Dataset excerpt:
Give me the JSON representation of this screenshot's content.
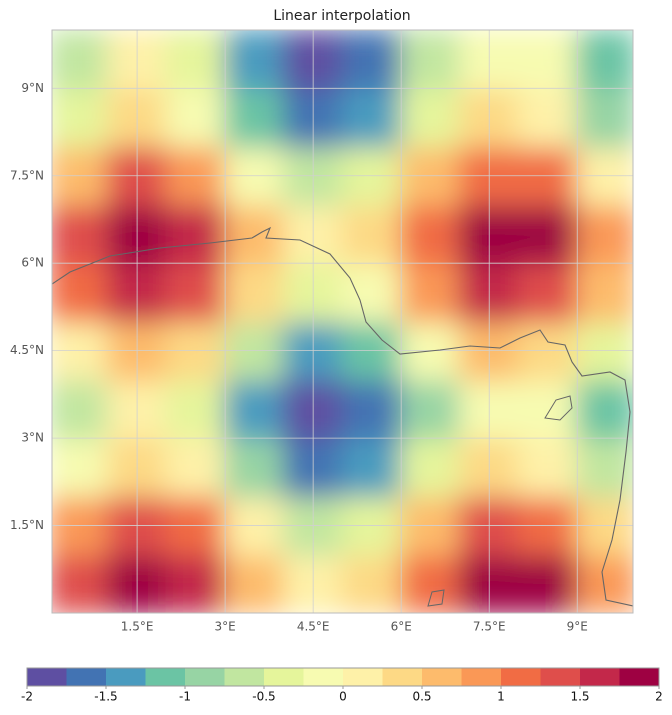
{
  "map": {
    "title": "Linear interpolation",
    "xlim": [
      0.05,
      9.95
    ],
    "ylim": [
      0,
      10
    ],
    "xticks": [
      {
        "value": 1.5,
        "label": "1.5°E"
      },
      {
        "value": 3,
        "label": "3°E"
      },
      {
        "value": 4.5,
        "label": "4.5°E"
      },
      {
        "value": 6,
        "label": "6°E"
      },
      {
        "value": 7.5,
        "label": "7.5°E"
      },
      {
        "value": 9,
        "label": "9°E"
      }
    ],
    "yticks": [
      {
        "value": 1.5,
        "label": "1.5°N"
      },
      {
        "value": 3,
        "label": "3°N"
      },
      {
        "value": 4.5,
        "label": "4.5°N"
      },
      {
        "value": 6,
        "label": "6°N"
      },
      {
        "value": 7.5,
        "label": "7.5°N"
      },
      {
        "value": 9,
        "label": "9°N"
      }
    ],
    "grid": true,
    "field": {
      "lon": [
        0.5,
        1.5,
        2.5,
        3.5,
        4.5,
        5.5,
        6.5,
        7.5,
        8.5,
        9.5
      ],
      "lat": [
        0.5,
        1.5,
        2.5,
        3.5,
        4.5,
        5.5,
        6.5,
        7.5,
        8.5,
        9.5
      ],
      "values": [
        [
          1.39,
          1.98,
          1.63,
          0.68,
          0.02,
          0.28,
          1.2,
          1.93,
          1.78,
          0.88
        ],
        [
          0.79,
          1.38,
          1.03,
          0.08,
          -0.58,
          -0.32,
          0.6,
          1.33,
          1.18,
          0.28
        ],
        [
          -0.21,
          0.38,
          0.03,
          -0.92,
          -1.58,
          -1.32,
          -0.4,
          0.33,
          0.17,
          -0.73
        ],
        [
          -0.58,
          0,
          -0.34,
          -1.3,
          -1.96,
          -1.7,
          -0.78,
          -0.04,
          -0.2,
          -1.1
        ],
        [
          0.07,
          0.65,
          0.31,
          -0.65,
          -1.31,
          -1.05,
          -0.13,
          0.61,
          0.45,
          -0.45
        ],
        [
          1.06,
          1.65,
          1.3,
          0.35,
          -0.31,
          -0.05,
          0.87,
          1.6,
          1.44,
          0.55
        ],
        [
          1.38,
          1.97,
          1.62,
          0.67,
          0.01,
          0.27,
          1.19,
          1.92,
          1.76,
          0.87
        ],
        [
          0.69,
          1.28,
          0.93,
          -0.02,
          -0.68,
          -0.42,
          0.5,
          1.23,
          1.07,
          0.18
        ],
        [
          -0.29,
          0.29,
          -0.05,
          -1.01,
          -1.67,
          -1.41,
          -0.49,
          0.25,
          0.09,
          -0.81
        ],
        [
          -0.56,
          0.03,
          -0.32,
          -1.27,
          -1.93,
          -1.67,
          -0.75,
          -0.02,
          -0.18,
          -1.08
        ]
      ]
    },
    "colorbar": {
      "clim": [
        -2,
        2
      ],
      "colors": [
        "#5e4fa2",
        "#4273b3",
        "#4a9bbf",
        "#6bc4a4",
        "#97d4a4",
        "#c1e6a0",
        "#e5f59b",
        "#f7fbb1",
        "#fef1a8",
        "#fdd985",
        "#fdbb6c",
        "#fa9856",
        "#f16c44",
        "#df4e4b",
        "#c3284a",
        "#9e0142"
      ],
      "ticks": [
        -2,
        -1.5,
        -1,
        -0.5,
        0,
        0.5,
        1,
        1.5,
        2
      ]
    }
  }
}
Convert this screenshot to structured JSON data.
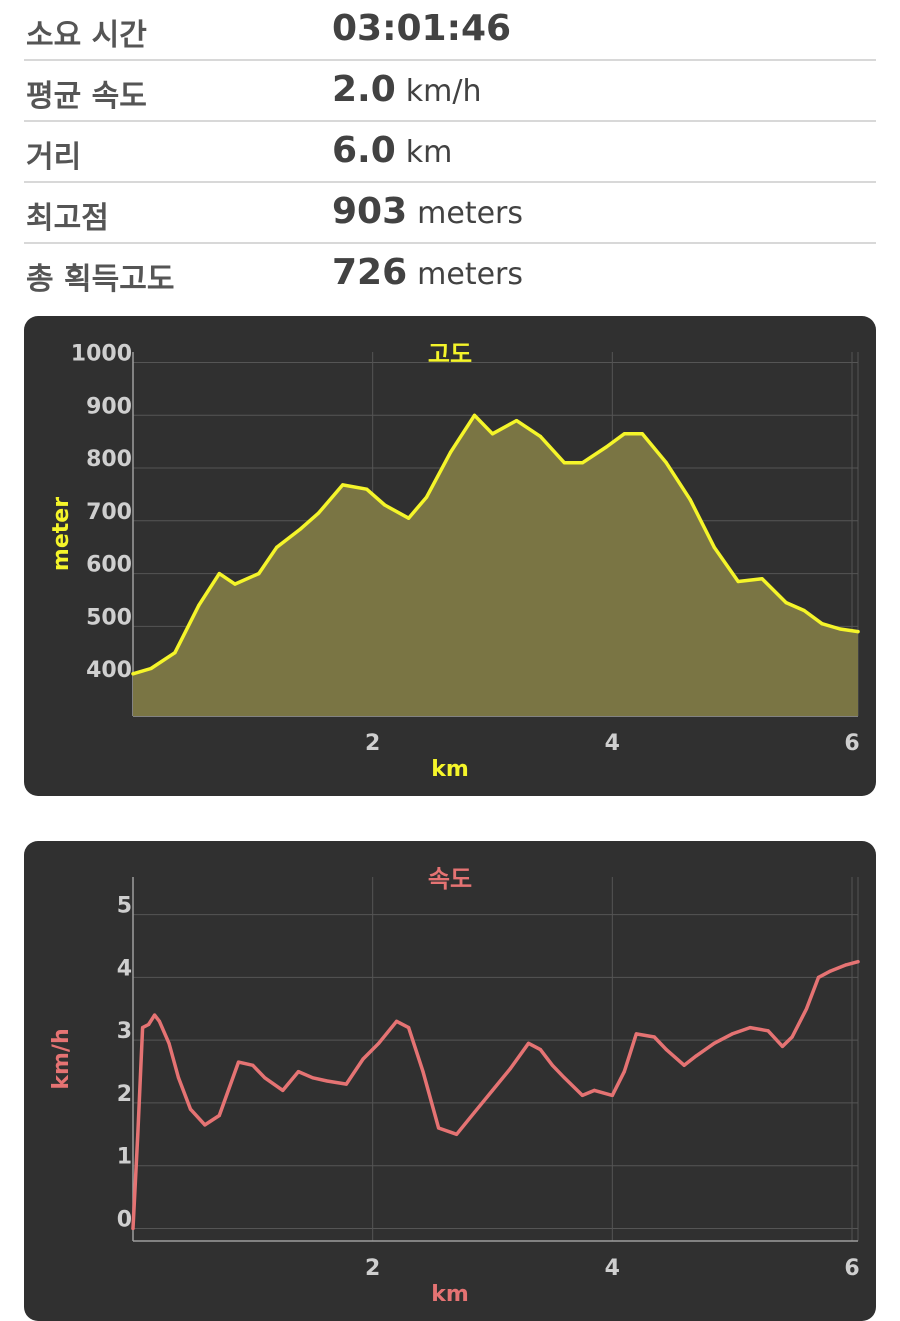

▸ **Aim**
An exact transcription of all the entries is required, without the pictures.

▸ **The output**
Give me the JSON representation of this screenshot's content.
{
  "map": {
    "title": "Linear interpolation",
    "xlim": [
      0.05,
      9.95
    ],
    "ylim": [
      0,
      10
    ],
    "xticks": [
      {
        "value": 1.5,
        "label": "1.5°E"
      },
      {
        "value": 3,
        "label": "3°E"
      },
      {
        "value": 4.5,
        "label": "4.5°E"
      },
      {
        "value": 6,
        "label": "6°E"
      },
      {
        "value": 7.5,
        "label": "7.5°E"
      },
      {
        "value": 9,
        "label": "9°E"
      }
    ],
    "yticks": [
      {
        "value": 1.5,
        "label": "1.5°N"
      },
      {
        "value": 3,
        "label": "3°N"
      },
      {
        "value": 4.5,
        "label": "4.5°N"
      },
      {
        "value": 6,
        "label": "6°N"
      },
      {
        "value": 7.5,
        "label": "7.5°N"
      },
      {
        "value": 9,
        "label": "9°N"
      }
    ],
    "grid": true,
    "field": {
      "lon": [
        0.5,
        1.5,
        2.5,
        3.5,
        4.5,
        5.5,
        6.5,
        7.5,
        8.5,
        9.5
      ],
      "lat": [
        0.5,
        1.5,
        2.5,
        3.5,
        4.5,
        5.5,
        6.5,
        7.5,
        8.5,
        9.5
      ],
      "values": [
        [
          1.39,
          1.98,
          1.63,
          0.68,
          0.02,
          0.28,
          1.2,
          1.93,
          1.78,
          0.88
        ],
        [
          0.79,
          1.38,
          1.03,
          0.08,
          -0.58,
          -0.32,
          0.6,
          1.33,
          1.18,
          0.28
        ],
        [
          -0.21,
          0.38,
          0.03,
          -0.92,
          -1.58,
          -1.32,
          -0.4,
          0.33,
          0.17,
          -0.73
        ],
        [
          -0.58,
          0,
          -0.34,
          -1.3,
          -1.96,
          -1.7,
          -0.78,
          -0.04,
          -0.2,
          -1.1
        ],
        [
          0.07,
          0.65,
          0.31,
          -0.65,
          -1.31,
          -1.05,
          -0.13,
          0.61,
          0.45,
          -0.45
        ],
        [
          1.06,
          1.65,
          1.3,
          0.35,
          -0.31,
          -0.05,
          0.87,
          1.6,
          1.44,
          0.55
        ],
        [
          1.38,
          1.97,
          1.62,
          0.67,
          0.01,
          0.27,
          1.19,
          1.92,
          1.76,
          0.87
        ],
        [
          0.69,
          1.28,
          0.93,
          -0.02,
          -0.68,
          -0.42,
          0.5,
          1.23,
          1.07,
          0.18
        ],
        [
          -0.29,
          0.29,
          -0.05,
          -1.01,
          -1.67,
          -1.41,
          -0.49,
          0.25,
          0.09,
          -0.81
        ],
        [
          -0.56,
          0.03,
          -0.32,
          -1.27,
          -1.93,
          -1.67,
          -0.75,
          -0.02,
          -0.18,
          -1.08
        ]
      ]
    },
    "colorbar": {
      "clim": [
        -2,
        2
      ],
      "colors": [
        "#5e4fa2",
        "#4273b3",
        "#4a9bbf",
        "#6bc4a4",
        "#97d4a4",
        "#c1e6a0",
        "#e5f59b",
        "#f7fbb1",
        "#fef1a8",
        "#fdd985",
        "#fdbb6c",
        "#fa9856",
        "#f16c44",
        "#df4e4b",
        "#c3284a",
        "#9e0142"
      ],
      "ticks": [
        -2,
        -1.5,
        -1,
        -0.5,
        0,
        0.5,
        1,
        1.5,
        2
      ]
    }
  }
}
Convert this screenshot to structured JSON data.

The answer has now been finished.